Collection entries
-- START --

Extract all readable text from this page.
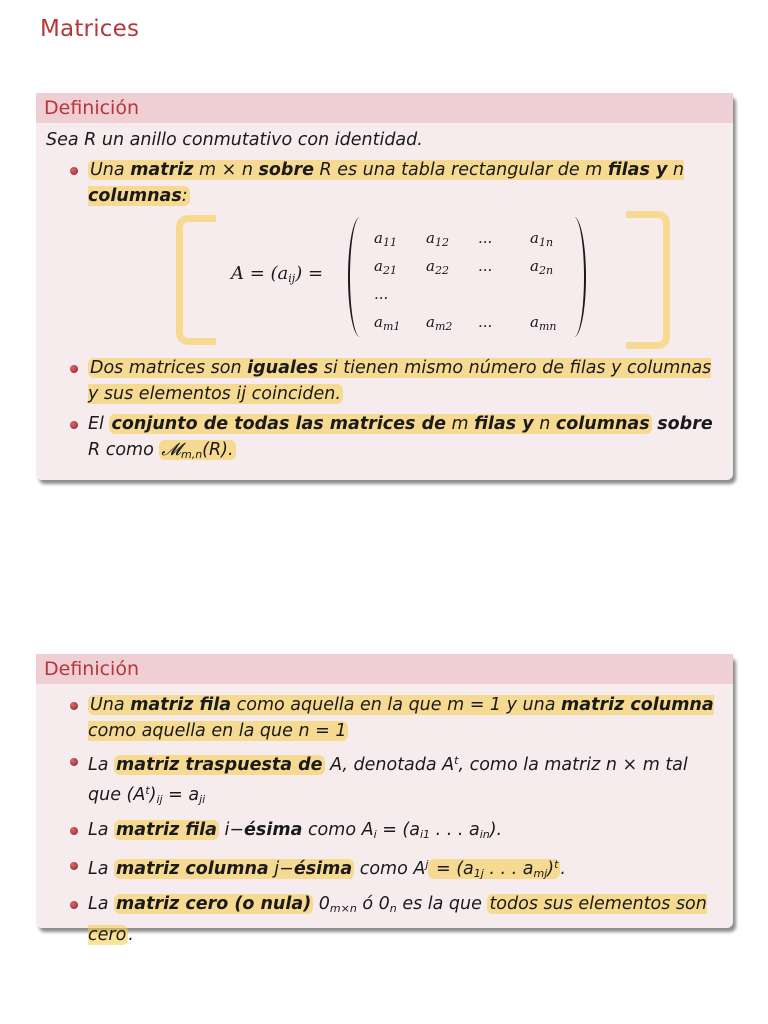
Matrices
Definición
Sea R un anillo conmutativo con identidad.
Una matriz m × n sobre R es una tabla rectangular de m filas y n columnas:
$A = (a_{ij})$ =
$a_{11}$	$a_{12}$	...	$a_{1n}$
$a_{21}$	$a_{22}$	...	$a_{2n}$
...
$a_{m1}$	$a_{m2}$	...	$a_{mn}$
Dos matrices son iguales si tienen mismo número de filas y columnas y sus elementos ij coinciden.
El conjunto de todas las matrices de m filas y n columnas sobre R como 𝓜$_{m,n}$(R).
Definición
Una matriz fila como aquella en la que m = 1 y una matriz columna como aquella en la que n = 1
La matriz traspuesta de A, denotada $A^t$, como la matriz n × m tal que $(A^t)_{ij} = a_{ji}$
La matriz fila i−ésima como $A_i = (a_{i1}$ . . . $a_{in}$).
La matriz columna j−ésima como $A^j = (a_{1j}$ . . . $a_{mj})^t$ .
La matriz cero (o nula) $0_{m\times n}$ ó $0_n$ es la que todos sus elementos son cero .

-- END --

What to do
Return every line of the records exactly as given, pictures excluded.

The reply
Extract all readable text from this page.
Matrices
Definición
Sea R un anillo conmutativo con identidad.
Una matriz m × n sobre R es una tabla rectangular de m filas y n columnas:
$A = (a_{ij})$ =
$a_{11}$	$a_{12}$	...	$a_{1n}$
$a_{21}$	$a_{22}$	...	$a_{2n}$
...
$a_{m1}$	$a_{m2}$	...	$a_{mn}$
Dos matrices son iguales si tienen mismo número de filas y columnas y sus elementos ij coinciden.
El conjunto de todas las matrices de m filas y n columnas sobre R como 𝓜$_{m,n}$(R).
Definición
Una matriz fila como aquella en la que m = 1 y una matriz columna como aquella en la que n = 1
La matriz traspuesta de A, denotada $A^t$, como la matriz n × m tal que $(A^t)_{ij} = a_{ji}$
La matriz fila i−ésima como $A_i = (a_{i1}$ . . . $a_{in}$).
La matriz columna j−ésima como $A^j = (a_{1j}$ . . . $a_{mj})^t$ .
La matriz cero (o nula) $0_{m\times n}$ ó $0_n$ es la que todos sus elementos son cero .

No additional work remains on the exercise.